(Do this)
Repeat each entry word for word. Leave any images out of the copy.

[Figure dataset records]
::::

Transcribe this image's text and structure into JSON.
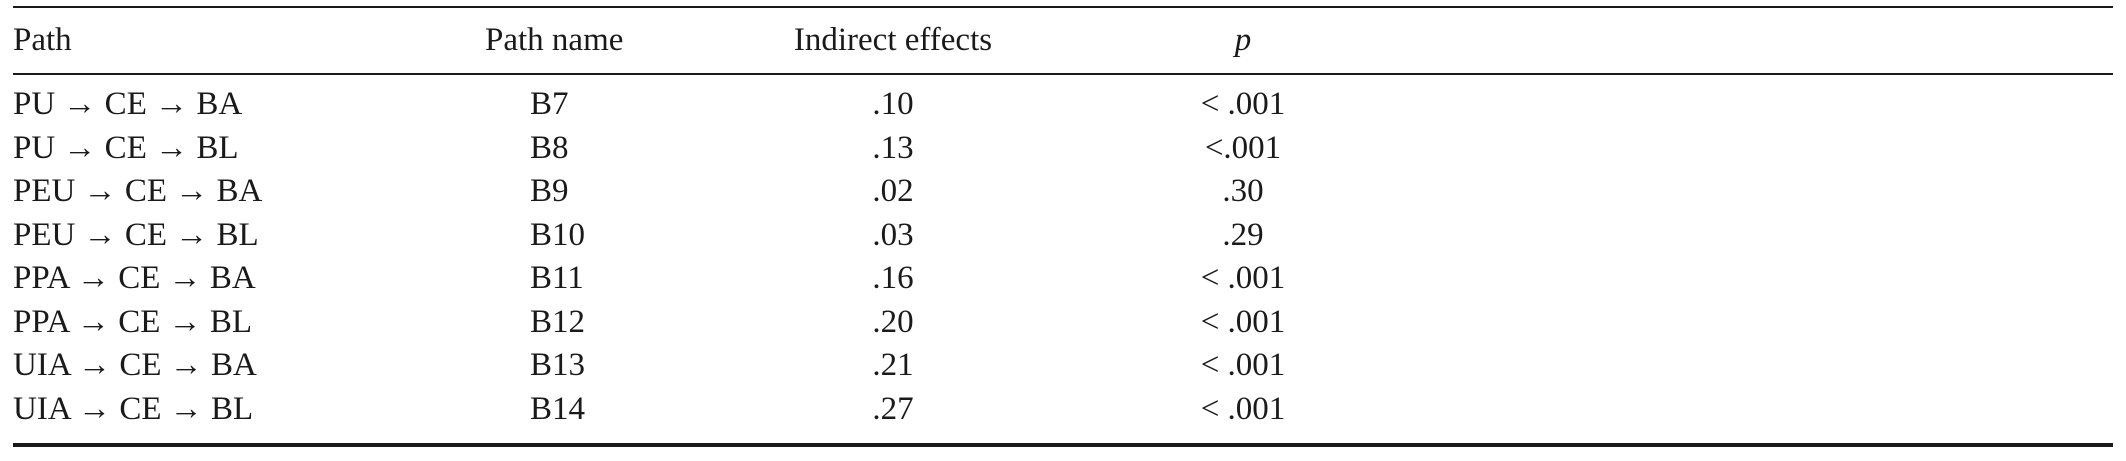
{
  "table": {
    "headers": {
      "path": "Path",
      "path_name": "Path name",
      "indirect_effects": "Indirect effects",
      "p": "p"
    },
    "rows": [
      {
        "path": "PU → CE → BA",
        "path_name": "B7",
        "indirect_effects": ".10",
        "p": "< .001"
      },
      {
        "path": "PU → CE → BL",
        "path_name": "B8",
        "indirect_effects": ".13",
        "p": "<.001"
      },
      {
        "path": "PEU → CE → BA",
        "path_name": "B9",
        "indirect_effects": ".02",
        "p": ".30"
      },
      {
        "path": "PEU → CE → BL",
        "path_name": "B10",
        "indirect_effects": ".03",
        "p": ".29"
      },
      {
        "path": "PPA → CE → BA",
        "path_name": "B11",
        "indirect_effects": ".16",
        "p": "< .001"
      },
      {
        "path": "PPA → CE → BL",
        "path_name": "B12",
        "indirect_effects": ".20",
        "p": "< .001"
      },
      {
        "path": "UIA → CE → BA",
        "path_name": "B13",
        "indirect_effects": ".21",
        "p": "< .001"
      },
      {
        "path": "UIA → CE → BL",
        "path_name": "B14",
        "indirect_effects": ".27",
        "p": "< .001"
      }
    ]
  }
}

::::

(Solution for this problem)
Transcribe this image's text and structure into JSON.
{
  "table": {
    "headers": {
      "path": "Path",
      "path_name": "Path name",
      "indirect_effects": "Indirect effects",
      "p": "p"
    },
    "rows": [
      {
        "path": "PU → CE → BA",
        "path_name": "B7",
        "indirect_effects": ".10",
        "p": "< .001"
      },
      {
        "path": "PU → CE → BL",
        "path_name": "B8",
        "indirect_effects": ".13",
        "p": "<.001"
      },
      {
        "path": "PEU → CE → BA",
        "path_name": "B9",
        "indirect_effects": ".02",
        "p": ".30"
      },
      {
        "path": "PEU → CE → BL",
        "path_name": "B10",
        "indirect_effects": ".03",
        "p": ".29"
      },
      {
        "path": "PPA → CE → BA",
        "path_name": "B11",
        "indirect_effects": ".16",
        "p": "< .001"
      },
      {
        "path": "PPA → CE → BL",
        "path_name": "B12",
        "indirect_effects": ".20",
        "p": "< .001"
      },
      {
        "path": "UIA → CE → BA",
        "path_name": "B13",
        "indirect_effects": ".21",
        "p": "< .001"
      },
      {
        "path": "UIA → CE → BL",
        "path_name": "B14",
        "indirect_effects": ".27",
        "p": "< .001"
      }
    ]
  }
}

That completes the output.